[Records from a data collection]
[BEGIN]

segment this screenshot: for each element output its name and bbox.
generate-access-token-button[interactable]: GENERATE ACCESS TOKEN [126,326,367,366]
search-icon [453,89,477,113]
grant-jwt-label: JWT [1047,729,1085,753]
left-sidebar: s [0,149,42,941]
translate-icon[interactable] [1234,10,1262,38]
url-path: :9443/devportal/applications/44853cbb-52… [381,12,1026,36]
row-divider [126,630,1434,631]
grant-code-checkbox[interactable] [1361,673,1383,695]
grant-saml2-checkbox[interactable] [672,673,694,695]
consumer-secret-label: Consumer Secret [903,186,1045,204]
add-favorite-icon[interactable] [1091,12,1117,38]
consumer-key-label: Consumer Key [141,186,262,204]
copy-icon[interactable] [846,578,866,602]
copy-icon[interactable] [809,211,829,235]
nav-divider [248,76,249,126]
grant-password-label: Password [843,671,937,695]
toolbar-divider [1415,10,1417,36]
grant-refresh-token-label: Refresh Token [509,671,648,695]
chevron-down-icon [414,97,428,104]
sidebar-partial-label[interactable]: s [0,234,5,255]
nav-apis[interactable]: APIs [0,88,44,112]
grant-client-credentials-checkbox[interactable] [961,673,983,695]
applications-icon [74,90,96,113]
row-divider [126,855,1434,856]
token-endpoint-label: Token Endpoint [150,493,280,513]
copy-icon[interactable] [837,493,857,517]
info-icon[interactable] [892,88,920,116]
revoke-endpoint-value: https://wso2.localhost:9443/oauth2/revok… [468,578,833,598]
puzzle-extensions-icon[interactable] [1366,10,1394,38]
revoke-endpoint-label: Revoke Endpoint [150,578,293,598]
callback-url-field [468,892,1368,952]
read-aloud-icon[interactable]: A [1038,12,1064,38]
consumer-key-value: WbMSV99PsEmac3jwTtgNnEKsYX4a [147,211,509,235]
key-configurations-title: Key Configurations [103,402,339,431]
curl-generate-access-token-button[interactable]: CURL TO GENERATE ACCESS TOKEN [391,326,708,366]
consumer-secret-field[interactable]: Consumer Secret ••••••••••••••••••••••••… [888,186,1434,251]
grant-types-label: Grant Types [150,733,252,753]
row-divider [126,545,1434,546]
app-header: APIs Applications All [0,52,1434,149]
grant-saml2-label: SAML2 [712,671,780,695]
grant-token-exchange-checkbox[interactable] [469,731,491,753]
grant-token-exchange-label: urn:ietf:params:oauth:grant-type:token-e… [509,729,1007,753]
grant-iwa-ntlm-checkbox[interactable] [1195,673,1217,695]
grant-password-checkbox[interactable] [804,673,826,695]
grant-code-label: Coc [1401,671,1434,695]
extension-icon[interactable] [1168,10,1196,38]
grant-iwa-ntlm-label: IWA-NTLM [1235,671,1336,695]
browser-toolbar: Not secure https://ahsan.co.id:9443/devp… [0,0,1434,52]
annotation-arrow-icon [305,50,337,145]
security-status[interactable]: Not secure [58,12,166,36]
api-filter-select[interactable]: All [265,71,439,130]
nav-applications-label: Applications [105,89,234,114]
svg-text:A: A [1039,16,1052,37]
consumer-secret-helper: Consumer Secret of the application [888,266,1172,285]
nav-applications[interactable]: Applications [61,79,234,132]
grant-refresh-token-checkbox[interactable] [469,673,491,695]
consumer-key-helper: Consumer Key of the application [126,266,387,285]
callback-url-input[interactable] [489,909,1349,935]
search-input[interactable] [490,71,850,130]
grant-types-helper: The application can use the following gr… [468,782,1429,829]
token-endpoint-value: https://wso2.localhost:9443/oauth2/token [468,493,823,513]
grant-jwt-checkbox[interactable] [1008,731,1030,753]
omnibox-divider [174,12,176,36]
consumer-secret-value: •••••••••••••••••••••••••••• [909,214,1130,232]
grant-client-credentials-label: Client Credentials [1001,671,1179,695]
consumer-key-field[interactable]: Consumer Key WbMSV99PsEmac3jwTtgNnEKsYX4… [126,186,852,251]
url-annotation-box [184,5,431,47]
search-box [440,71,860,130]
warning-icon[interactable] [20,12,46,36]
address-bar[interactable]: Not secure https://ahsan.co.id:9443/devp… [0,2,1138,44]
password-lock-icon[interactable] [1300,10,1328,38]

[END]

#### [TASK TO CARRY OUT]
Update the items above, changing each "row-divider" to "section-divider" and leaving everything else as it is.

#### [FINAL RESULT]
segment this screenshot: for each element output its name and bbox.
generate-access-token-button[interactable]: GENERATE ACCESS TOKEN [126,326,367,366]
search-icon [453,89,477,113]
grant-jwt-label: JWT [1047,729,1085,753]
left-sidebar: s [0,149,42,941]
translate-icon[interactable] [1234,10,1262,38]
url-path: :9443/devportal/applications/44853cbb-52… [381,12,1026,36]
section-divider [126,630,1434,631]
grant-code-checkbox[interactable] [1361,673,1383,695]
grant-saml2-checkbox[interactable] [672,673,694,695]
consumer-secret-label: Consumer Secret [903,186,1045,204]
add-favorite-icon[interactable] [1091,12,1117,38]
consumer-key-label: Consumer Key [141,186,262,204]
copy-icon[interactable] [846,578,866,602]
copy-icon[interactable] [809,211,829,235]
nav-divider [248,76,249,126]
grant-password-label: Password [843,671,937,695]
toolbar-divider [1415,10,1417,36]
grant-refresh-token-label: Refresh Token [509,671,648,695]
chevron-down-icon [414,97,428,104]
sidebar-partial-label[interactable]: s [0,234,5,255]
nav-apis[interactable]: APIs [0,88,44,112]
grant-client-credentials-checkbox[interactable] [961,673,983,695]
applications-icon [74,90,96,113]
section-divider [126,855,1434,856]
token-endpoint-label: Token Endpoint [150,493,280,513]
copy-icon[interactable] [837,493,857,517]
info-icon[interactable] [892,88,920,116]
revoke-endpoint-value: https://wso2.localhost:9443/oauth2/revok… [468,578,833,598]
puzzle-extensions-icon[interactable] [1366,10,1394,38]
revoke-endpoint-label: Revoke Endpoint [150,578,293,598]
callback-url-field [468,892,1368,952]
read-aloud-icon[interactable]: A [1038,12,1064,38]
consumer-key-value: WbMSV99PsEmac3jwTtgNnEKsYX4a [147,211,509,235]
key-configurations-title: Key Configurations [103,402,339,431]
curl-generate-access-token-button[interactable]: CURL TO GENERATE ACCESS TOKEN [391,326,708,366]
consumer-secret-field[interactable]: Consumer Secret ••••••••••••••••••••••••… [888,186,1434,251]
grant-types-label: Grant Types [150,733,252,753]
section-divider [126,545,1434,546]
app-header: APIs Applications All [0,52,1434,149]
grant-saml2-label: SAML2 [712,671,780,695]
grant-token-exchange-checkbox[interactable] [469,731,491,753]
grant-token-exchange-label: urn:ietf:params:oauth:grant-type:token-e… [509,729,1007,753]
grant-iwa-ntlm-checkbox[interactable] [1195,673,1217,695]
grant-password-checkbox[interactable] [804,673,826,695]
grant-code-label: Coc [1401,671,1434,695]
extension-icon[interactable] [1168,10,1196,38]
grant-iwa-ntlm-label: IWA-NTLM [1235,671,1336,695]
browser-toolbar: Not secure https://ahsan.co.id:9443/devp… [0,0,1434,52]
annotation-arrow-icon [305,50,337,145]
security-status[interactable]: Not secure [58,12,166,36]
api-filter-select[interactable]: All [265,71,439,130]
nav-applications-label: Applications [105,89,234,114]
svg-text:A: A [1039,16,1052,37]
consumer-secret-helper: Consumer Secret of the application [888,266,1172,285]
nav-applications[interactable]: Applications [61,79,234,132]
grant-refresh-token-checkbox[interactable] [469,673,491,695]
consumer-key-helper: Consumer Key of the application [126,266,387,285]
callback-url-input[interactable] [489,909,1349,935]
search-input[interactable] [490,71,850,130]
grant-types-helper: The application can use the following gr… [468,782,1429,829]
token-endpoint-value: https://wso2.localhost:9443/oauth2/token [468,493,823,513]
grant-jwt-checkbox[interactable] [1008,731,1030,753]
omnibox-divider [174,12,176,36]
consumer-secret-value: •••••••••••••••••••••••••••• [909,214,1130,232]
grant-client-credentials-label: Client Credentials [1001,671,1179,695]
consumer-key-field[interactable]: Consumer Key WbMSV99PsEmac3jwTtgNnEKsYX4… [126,186,852,251]
url-annotation-box [184,5,431,47]
search-box [440,71,860,130]
warning-icon[interactable] [20,12,46,36]
address-bar[interactable]: Not secure https://ahsan.co.id:9443/devp… [0,2,1138,44]
password-lock-icon[interactable] [1300,10,1328,38]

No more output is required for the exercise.